Sift the listing for lines that hold the string "date" and pull them out.
--- Start of Raw data ---
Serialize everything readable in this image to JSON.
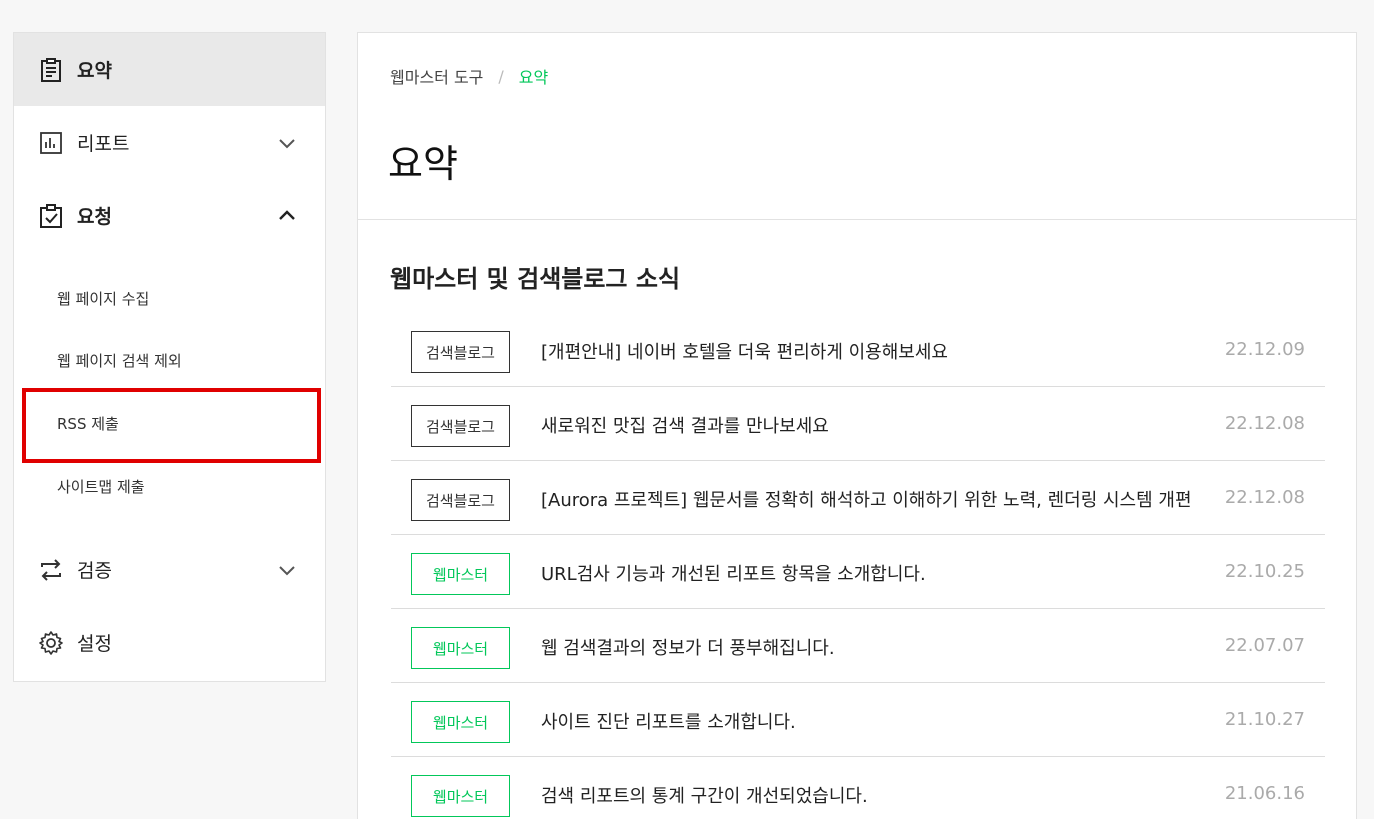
{
  "sidebar": {
    "items": [
      {
        "label": "요약",
        "icon": "clipboard-icon"
      },
      {
        "label": "리포트",
        "icon": "bar-chart-icon"
      },
      {
        "label": "요청",
        "icon": "clipboard-check-icon"
      },
      {
        "label": "검증",
        "icon": "swap-arrows-icon"
      },
      {
        "label": "설정",
        "icon": "gear-icon"
      }
    ],
    "sub_items": [
      {
        "label": "웹 페이지 수집"
      },
      {
        "label": "웹 페이지 검색 제외"
      },
      {
        "label": "RSS 제출"
      },
      {
        "label": "사이트맵 제출"
      }
    ]
  },
  "breadcrumb": {
    "root": "웹마스터 도구",
    "separator": "/",
    "current": "요약"
  },
  "page_title": "요약",
  "section_title": "웹마스터 및 검색블로그 소식",
  "news": [
    {
      "badge": "검색블로그",
      "title": "[개편안내] 네이버 호텔을 더욱 편리하게 이용해보세요",
      "date": "22.12.09"
    },
    {
      "badge": "검색블로그",
      "title": "새로워진 맛집 검색 결과를 만나보세요",
      "date": "22.12.08"
    },
    {
      "badge": "검색블로그",
      "title": "[Aurora 프로젝트] 웹문서를 정확히 해석하고 이해하기 위한 노력, 렌더링 시스템 개편",
      "date": "22.12.08"
    },
    {
      "badge": "웹마스터",
      "title": "URL검사 기능과 개선된 리포트 항목을 소개합니다.",
      "date": "22.10.25"
    },
    {
      "badge": "웹마스터",
      "title": "웹 검색결과의 정보가 더 풍부해집니다.",
      "date": "22.07.07"
    },
    {
      "badge": "웹마스터",
      "title": "사이트 진단 리포트를 소개합니다.",
      "date": "21.10.27"
    },
    {
      "badge": "웹마스터",
      "title": "검색 리포트의 통계 구간이 개선되었습니다.",
      "date": "21.06.16"
    }
  ],
  "colors": {
    "accent": "#03c75a",
    "highlight": "#e00000"
  }
}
--- End of Raw data ---
**Result of this exercise:**
      "date": "22.12.09"
      "date": "22.12.08"
      "date": "22.12.08"
      "date": "22.10.25"
      "date": "22.07.07"
      "date": "21.10.27"
      "date": "21.06.16"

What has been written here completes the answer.